Requirements: Word for word, restate every line of the material.

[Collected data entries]
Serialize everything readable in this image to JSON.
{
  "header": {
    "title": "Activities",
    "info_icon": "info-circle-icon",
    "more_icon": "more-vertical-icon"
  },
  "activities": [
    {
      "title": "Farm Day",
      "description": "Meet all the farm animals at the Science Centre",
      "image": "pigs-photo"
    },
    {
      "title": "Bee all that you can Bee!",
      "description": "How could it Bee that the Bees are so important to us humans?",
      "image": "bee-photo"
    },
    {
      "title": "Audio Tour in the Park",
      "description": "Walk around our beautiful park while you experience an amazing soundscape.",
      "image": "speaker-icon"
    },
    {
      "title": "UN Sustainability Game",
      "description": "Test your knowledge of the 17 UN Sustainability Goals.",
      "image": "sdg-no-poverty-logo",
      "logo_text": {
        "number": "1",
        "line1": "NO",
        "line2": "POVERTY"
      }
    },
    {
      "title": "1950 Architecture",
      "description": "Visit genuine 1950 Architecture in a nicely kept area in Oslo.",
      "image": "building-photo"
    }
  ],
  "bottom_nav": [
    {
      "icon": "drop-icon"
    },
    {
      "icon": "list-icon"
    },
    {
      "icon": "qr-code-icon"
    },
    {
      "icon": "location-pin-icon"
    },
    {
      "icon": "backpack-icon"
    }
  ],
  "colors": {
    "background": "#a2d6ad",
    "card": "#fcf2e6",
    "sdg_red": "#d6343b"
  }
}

Right answer:
Serialize everything readable in this image to JSON.
{
  "header": {
    "title": "Activities",
    "info_icon": "info-circle-icon",
    "more_icon": "more-vertical-icon"
  },
  "activities": [
    {
      "title": "Farm Day",
      "description": "Meet all the farm animals at the Science Centre",
      "image": "pigs-photo"
    },
    {
      "title": "Bee all that you can Bee!",
      "description": "How could it Bee that the Bees are so important to us humans?",
      "image": "bee-photo"
    },
    {
      "title": "Audio Tour in the Park",
      "description": "Walk around our beautiful park while you experience an amazing soundscape.",
      "image": "speaker-icon"
    },
    {
      "title": "UN Sustainability Game",
      "description": "Test your knowledge of the 17 UN Sustainability Goals.",
      "image": "sdg-no-poverty-logo",
      "logo_text": {
        "number": "1",
        "line1": "NO",
        "line2": "POVERTY"
      }
    },
    {
      "title": "1950 Architecture",
      "description": "Visit genuine 1950 Architecture in a nicely kept area in Oslo.",
      "image": "building-photo"
    }
  ],
  "bottom_nav": [
    {
      "icon": "drop-icon"
    },
    {
      "icon": "list-icon"
    },
    {
      "icon": "qr-code-icon"
    },
    {
      "icon": "location-pin-icon"
    },
    {
      "icon": "backpack-icon"
    }
  ],
  "colors": {
    "background": "#a2d6ad",
    "card": "#fcf2e6",
    "sdg_red": "#d6343b"
  }
}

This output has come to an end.